[Stated exercise]: Scan the records below. List lines holding "没人惯着白莲花".

____

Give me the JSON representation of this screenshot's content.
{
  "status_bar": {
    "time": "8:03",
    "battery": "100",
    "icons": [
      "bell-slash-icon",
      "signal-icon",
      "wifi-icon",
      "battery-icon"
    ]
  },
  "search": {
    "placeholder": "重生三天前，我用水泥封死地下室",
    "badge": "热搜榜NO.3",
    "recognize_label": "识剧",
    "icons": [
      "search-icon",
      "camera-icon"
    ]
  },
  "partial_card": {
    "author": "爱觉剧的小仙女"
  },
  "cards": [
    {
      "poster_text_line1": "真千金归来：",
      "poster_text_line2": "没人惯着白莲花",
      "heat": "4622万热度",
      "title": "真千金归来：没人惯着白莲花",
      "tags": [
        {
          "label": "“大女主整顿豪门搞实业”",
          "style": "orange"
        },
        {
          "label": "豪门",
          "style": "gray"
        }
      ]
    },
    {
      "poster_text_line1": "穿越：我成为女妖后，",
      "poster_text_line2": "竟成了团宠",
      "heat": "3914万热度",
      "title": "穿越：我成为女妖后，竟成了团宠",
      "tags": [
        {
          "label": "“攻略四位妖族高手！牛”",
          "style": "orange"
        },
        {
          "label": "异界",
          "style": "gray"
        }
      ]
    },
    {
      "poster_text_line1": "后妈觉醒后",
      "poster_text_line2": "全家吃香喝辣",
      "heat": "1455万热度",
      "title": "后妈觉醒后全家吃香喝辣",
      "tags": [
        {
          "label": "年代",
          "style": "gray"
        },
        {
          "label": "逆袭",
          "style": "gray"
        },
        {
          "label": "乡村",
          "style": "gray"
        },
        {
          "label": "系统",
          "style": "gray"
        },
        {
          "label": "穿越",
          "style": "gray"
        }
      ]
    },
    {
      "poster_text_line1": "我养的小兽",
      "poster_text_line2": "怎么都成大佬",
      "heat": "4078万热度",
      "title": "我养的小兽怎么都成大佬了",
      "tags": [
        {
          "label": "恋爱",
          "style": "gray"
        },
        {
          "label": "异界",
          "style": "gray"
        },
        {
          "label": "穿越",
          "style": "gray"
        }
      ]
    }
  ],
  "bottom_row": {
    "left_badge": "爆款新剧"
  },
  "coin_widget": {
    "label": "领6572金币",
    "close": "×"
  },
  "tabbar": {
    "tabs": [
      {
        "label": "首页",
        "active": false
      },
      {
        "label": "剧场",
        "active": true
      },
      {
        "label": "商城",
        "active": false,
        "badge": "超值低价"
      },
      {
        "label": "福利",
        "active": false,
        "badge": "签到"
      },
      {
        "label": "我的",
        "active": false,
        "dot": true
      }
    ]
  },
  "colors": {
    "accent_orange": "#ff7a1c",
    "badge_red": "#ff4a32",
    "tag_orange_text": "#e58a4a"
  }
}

____

[Finished task]:
      "poster_text_line2": "没人惯着白莲花",
      "title": "真千金归来：没人惯着白莲花",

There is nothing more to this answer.